Required task: Copy each line below in which the string "this" occurs.

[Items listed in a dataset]
▬▬▬▬▬▬

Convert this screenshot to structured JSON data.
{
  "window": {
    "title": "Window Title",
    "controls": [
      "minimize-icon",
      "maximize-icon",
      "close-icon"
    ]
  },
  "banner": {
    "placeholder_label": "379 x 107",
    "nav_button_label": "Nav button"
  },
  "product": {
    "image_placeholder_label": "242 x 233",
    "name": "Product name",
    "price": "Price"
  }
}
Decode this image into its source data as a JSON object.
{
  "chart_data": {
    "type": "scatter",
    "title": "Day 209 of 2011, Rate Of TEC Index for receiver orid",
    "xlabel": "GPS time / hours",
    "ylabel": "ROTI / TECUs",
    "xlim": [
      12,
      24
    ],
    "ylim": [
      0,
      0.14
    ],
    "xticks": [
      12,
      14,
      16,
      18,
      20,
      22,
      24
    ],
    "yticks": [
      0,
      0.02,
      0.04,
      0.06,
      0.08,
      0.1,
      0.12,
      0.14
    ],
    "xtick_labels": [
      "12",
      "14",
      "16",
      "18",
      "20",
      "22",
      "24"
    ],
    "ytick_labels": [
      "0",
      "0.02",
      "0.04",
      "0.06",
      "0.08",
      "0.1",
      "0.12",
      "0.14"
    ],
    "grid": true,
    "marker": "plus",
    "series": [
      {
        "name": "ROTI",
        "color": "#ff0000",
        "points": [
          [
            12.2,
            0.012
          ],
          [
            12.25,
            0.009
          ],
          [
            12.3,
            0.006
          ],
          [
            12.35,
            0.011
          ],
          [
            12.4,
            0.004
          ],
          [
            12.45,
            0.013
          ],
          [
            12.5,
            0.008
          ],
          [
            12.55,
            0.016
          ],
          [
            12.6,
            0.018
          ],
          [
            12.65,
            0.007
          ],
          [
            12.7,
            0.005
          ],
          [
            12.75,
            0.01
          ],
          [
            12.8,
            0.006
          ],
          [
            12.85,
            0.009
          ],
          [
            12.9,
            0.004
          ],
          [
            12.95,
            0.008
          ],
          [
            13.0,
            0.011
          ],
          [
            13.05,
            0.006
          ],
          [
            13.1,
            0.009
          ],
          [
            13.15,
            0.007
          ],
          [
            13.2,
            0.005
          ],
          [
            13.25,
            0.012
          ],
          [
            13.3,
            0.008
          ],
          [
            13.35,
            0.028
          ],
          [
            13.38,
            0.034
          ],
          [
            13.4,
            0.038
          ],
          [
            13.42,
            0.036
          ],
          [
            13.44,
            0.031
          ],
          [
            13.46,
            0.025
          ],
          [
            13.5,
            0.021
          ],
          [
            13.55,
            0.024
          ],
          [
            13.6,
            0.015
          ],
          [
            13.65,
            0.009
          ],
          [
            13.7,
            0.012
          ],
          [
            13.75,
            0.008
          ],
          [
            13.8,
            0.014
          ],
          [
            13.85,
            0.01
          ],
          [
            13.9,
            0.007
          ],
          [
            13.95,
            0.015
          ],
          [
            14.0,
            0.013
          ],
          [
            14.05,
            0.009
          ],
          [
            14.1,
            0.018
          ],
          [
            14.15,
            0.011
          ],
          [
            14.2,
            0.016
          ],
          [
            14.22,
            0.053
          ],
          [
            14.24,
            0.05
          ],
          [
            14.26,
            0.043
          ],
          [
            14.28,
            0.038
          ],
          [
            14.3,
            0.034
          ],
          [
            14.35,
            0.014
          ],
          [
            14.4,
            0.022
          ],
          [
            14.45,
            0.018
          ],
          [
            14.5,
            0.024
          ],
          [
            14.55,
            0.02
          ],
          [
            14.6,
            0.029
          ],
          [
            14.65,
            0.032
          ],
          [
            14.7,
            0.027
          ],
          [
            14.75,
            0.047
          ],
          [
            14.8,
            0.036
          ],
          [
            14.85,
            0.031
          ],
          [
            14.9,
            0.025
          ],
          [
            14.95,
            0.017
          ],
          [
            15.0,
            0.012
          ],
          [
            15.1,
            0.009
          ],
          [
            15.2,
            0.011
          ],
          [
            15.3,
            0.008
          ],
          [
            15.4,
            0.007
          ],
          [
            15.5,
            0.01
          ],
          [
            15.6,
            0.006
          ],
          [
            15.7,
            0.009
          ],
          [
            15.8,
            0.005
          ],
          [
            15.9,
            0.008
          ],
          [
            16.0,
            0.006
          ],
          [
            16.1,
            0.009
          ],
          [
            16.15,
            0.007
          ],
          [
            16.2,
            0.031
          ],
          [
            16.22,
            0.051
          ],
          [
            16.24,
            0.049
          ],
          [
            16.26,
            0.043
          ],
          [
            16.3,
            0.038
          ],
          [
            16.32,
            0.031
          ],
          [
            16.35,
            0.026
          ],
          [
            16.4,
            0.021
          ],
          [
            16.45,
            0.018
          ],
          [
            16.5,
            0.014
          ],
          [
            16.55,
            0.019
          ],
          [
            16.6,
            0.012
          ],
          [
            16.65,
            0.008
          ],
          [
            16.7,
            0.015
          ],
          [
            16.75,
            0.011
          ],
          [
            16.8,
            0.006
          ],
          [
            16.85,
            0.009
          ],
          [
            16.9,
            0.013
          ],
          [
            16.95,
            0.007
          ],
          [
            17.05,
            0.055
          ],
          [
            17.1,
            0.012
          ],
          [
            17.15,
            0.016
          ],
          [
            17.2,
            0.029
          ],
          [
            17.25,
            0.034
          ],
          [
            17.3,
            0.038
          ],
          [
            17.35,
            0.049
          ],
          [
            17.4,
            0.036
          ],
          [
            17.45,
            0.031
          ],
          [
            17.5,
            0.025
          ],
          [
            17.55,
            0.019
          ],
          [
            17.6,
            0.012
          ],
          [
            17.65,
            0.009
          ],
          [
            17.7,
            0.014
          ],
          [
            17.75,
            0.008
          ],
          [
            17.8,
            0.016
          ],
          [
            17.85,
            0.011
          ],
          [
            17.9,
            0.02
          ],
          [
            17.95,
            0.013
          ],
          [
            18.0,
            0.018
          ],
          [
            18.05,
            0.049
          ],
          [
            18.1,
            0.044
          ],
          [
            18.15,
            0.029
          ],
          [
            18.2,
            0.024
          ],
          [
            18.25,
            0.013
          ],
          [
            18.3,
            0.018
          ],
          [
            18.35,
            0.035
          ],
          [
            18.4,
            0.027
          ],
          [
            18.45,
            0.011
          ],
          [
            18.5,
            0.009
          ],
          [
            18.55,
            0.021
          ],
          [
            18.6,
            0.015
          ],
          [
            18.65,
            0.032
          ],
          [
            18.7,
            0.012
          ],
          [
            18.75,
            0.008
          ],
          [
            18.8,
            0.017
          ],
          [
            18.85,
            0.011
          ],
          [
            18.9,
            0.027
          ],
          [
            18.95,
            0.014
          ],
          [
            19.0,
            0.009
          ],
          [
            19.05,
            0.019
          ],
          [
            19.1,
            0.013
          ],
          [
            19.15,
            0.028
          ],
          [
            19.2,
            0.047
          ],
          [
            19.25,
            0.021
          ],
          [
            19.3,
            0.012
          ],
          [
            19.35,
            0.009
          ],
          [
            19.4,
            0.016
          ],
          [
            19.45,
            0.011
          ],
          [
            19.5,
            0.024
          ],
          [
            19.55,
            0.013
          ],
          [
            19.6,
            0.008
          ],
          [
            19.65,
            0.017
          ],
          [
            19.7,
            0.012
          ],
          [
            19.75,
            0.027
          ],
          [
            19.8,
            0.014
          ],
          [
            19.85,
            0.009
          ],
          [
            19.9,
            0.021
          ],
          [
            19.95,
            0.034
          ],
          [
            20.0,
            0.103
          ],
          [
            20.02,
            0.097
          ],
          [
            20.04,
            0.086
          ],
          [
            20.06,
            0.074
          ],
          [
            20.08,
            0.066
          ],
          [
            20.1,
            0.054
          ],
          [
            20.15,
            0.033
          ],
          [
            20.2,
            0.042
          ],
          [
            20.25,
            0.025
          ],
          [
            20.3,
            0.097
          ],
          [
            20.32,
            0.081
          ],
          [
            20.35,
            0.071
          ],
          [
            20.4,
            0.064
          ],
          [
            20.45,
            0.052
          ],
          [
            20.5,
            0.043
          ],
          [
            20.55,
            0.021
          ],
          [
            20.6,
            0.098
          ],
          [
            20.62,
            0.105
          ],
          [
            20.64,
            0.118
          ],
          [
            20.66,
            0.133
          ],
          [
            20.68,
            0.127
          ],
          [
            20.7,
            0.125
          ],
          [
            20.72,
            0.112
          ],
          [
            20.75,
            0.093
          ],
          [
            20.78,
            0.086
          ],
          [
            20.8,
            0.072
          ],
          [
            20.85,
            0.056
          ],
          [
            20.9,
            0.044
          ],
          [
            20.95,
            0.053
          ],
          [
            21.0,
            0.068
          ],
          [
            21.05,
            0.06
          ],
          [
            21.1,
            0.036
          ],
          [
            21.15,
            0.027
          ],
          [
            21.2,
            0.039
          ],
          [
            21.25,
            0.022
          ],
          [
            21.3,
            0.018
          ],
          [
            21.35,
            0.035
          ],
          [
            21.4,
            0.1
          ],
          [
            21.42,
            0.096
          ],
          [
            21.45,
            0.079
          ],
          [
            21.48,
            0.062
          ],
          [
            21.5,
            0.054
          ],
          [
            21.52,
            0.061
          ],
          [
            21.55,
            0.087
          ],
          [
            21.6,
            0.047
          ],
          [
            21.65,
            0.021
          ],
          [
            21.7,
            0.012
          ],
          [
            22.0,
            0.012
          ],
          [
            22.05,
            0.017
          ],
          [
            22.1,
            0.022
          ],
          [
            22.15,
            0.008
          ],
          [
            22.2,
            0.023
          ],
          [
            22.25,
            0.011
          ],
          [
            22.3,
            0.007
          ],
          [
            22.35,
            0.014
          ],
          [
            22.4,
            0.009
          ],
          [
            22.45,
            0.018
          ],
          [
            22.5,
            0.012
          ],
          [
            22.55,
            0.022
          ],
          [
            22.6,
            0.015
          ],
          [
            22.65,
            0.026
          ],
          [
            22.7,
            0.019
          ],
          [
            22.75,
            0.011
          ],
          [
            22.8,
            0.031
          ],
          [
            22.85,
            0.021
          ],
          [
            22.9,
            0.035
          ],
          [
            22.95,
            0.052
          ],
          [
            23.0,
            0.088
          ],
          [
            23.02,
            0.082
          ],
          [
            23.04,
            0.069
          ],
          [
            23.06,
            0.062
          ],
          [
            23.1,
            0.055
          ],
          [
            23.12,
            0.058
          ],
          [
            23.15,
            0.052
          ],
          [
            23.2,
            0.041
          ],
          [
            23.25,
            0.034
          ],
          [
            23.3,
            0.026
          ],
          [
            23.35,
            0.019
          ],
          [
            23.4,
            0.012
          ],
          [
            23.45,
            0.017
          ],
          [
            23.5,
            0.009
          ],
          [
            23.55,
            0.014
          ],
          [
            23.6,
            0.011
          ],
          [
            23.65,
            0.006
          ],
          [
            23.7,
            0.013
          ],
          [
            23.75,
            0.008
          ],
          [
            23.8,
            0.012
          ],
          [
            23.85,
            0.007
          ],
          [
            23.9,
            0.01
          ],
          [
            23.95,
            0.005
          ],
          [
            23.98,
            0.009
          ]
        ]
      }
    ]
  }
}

▬▬▬▬▬▬

Output of the exercise:
Convert this screenshot to structured JSON data.
Decode this image into its source data as a JSON object.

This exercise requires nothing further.